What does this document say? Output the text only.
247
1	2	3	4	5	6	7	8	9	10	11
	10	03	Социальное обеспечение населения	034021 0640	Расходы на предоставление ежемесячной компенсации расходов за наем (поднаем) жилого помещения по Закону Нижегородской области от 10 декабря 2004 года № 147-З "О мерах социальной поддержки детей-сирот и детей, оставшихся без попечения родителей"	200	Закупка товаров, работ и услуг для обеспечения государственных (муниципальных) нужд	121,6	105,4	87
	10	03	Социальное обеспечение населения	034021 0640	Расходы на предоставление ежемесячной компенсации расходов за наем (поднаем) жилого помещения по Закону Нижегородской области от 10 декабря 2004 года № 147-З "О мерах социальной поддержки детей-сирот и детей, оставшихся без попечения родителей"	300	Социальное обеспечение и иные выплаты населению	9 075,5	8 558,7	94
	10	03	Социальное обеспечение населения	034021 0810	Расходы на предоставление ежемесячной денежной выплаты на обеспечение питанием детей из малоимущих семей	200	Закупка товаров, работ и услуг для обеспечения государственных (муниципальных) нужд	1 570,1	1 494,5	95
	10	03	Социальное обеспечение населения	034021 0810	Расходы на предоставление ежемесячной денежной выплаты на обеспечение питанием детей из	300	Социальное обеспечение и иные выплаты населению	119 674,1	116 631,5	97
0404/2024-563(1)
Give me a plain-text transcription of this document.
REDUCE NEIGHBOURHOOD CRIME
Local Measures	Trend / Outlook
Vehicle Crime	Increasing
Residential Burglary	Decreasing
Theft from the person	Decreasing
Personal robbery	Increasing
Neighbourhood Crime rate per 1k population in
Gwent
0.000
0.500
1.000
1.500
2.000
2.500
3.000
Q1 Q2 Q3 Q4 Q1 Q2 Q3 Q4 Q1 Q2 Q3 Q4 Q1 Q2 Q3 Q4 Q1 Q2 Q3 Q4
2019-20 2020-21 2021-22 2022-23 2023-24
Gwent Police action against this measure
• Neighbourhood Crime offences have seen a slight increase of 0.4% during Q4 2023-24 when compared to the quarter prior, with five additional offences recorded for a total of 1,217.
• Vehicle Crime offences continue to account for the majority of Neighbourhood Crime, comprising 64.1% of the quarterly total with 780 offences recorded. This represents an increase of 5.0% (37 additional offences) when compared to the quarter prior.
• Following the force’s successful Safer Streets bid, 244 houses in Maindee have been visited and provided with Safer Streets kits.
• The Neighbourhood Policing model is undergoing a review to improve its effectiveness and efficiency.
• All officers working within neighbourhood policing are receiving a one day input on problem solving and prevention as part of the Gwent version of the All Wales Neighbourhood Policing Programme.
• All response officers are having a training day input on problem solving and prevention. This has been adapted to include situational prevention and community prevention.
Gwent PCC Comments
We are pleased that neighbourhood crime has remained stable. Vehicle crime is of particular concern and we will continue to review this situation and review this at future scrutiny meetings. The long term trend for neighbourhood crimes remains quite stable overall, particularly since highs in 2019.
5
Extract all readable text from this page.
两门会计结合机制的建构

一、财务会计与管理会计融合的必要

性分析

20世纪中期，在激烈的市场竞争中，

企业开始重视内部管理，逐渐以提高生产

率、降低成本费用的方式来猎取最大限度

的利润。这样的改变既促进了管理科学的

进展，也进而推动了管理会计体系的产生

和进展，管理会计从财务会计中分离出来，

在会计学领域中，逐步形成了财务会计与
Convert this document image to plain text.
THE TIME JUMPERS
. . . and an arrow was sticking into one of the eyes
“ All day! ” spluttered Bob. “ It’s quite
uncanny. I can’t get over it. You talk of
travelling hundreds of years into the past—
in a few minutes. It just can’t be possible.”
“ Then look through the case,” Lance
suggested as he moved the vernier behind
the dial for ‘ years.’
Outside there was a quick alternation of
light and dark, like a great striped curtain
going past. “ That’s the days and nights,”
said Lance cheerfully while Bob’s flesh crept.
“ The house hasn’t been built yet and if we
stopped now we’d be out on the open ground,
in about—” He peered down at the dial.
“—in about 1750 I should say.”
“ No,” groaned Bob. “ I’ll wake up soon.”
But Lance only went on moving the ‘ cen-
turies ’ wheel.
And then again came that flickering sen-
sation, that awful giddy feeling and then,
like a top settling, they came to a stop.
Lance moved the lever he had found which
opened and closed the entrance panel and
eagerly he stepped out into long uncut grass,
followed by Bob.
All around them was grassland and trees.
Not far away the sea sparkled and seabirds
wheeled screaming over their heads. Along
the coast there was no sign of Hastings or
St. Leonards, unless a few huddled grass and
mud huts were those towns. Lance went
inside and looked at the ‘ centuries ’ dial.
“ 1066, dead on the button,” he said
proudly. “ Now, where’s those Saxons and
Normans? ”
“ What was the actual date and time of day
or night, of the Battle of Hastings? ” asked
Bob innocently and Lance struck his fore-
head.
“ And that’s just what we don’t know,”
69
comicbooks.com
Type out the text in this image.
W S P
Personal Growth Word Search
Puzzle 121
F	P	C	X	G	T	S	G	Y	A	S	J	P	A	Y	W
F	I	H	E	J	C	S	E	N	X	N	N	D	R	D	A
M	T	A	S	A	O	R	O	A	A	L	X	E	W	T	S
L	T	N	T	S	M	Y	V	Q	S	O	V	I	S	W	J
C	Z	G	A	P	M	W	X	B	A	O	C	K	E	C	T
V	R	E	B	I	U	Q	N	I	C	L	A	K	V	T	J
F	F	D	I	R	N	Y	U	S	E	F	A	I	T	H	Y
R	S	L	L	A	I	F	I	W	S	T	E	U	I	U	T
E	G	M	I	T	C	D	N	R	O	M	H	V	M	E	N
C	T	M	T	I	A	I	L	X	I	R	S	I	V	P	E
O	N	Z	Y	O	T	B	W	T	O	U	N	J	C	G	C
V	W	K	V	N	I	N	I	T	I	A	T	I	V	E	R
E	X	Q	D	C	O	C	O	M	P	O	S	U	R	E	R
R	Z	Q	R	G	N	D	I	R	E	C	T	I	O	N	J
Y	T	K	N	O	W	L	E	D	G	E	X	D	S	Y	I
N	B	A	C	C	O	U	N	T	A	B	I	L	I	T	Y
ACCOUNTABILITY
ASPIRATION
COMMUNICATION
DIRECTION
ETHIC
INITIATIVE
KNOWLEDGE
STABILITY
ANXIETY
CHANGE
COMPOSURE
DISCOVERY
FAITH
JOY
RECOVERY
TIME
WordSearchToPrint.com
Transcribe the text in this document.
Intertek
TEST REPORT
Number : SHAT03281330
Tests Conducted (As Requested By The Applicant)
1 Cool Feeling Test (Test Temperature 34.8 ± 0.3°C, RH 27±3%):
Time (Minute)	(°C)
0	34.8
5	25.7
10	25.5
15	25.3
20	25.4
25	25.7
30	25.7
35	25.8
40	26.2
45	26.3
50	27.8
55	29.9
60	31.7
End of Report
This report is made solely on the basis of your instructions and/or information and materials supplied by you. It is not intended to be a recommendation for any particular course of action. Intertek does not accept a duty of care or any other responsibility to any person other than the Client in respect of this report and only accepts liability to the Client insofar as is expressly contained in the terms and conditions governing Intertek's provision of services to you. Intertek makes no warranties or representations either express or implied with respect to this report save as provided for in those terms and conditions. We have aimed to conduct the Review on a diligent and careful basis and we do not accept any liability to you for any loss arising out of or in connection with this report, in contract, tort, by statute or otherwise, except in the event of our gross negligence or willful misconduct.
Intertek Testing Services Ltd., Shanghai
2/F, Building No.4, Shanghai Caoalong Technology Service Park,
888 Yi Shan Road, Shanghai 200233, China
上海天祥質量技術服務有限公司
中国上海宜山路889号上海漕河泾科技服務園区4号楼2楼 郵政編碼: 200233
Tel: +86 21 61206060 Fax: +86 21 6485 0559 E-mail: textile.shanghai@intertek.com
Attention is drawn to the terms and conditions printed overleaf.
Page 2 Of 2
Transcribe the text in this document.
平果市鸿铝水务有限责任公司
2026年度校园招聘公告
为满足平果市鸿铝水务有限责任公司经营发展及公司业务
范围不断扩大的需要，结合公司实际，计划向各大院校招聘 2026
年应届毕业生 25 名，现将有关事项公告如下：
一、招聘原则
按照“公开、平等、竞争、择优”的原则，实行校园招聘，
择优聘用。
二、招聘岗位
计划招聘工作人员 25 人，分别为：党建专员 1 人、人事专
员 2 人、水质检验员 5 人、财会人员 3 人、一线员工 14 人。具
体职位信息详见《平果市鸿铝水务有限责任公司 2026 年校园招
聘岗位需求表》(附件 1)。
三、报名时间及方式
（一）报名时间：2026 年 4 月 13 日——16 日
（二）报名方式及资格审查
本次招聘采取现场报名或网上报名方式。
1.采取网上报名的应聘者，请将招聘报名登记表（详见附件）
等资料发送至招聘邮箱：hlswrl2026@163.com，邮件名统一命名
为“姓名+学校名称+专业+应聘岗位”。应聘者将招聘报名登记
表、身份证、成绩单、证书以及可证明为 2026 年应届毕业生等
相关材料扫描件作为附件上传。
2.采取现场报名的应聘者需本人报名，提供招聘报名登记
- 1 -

+-------+

◆ **TASK INSTRUCTIONS**
Only lines with the word "moved" are wanted, so copy each one from the records.

◆ **THE SOLUTION**
suggested as he moved the vernier behind
Lance moved the lever he had found which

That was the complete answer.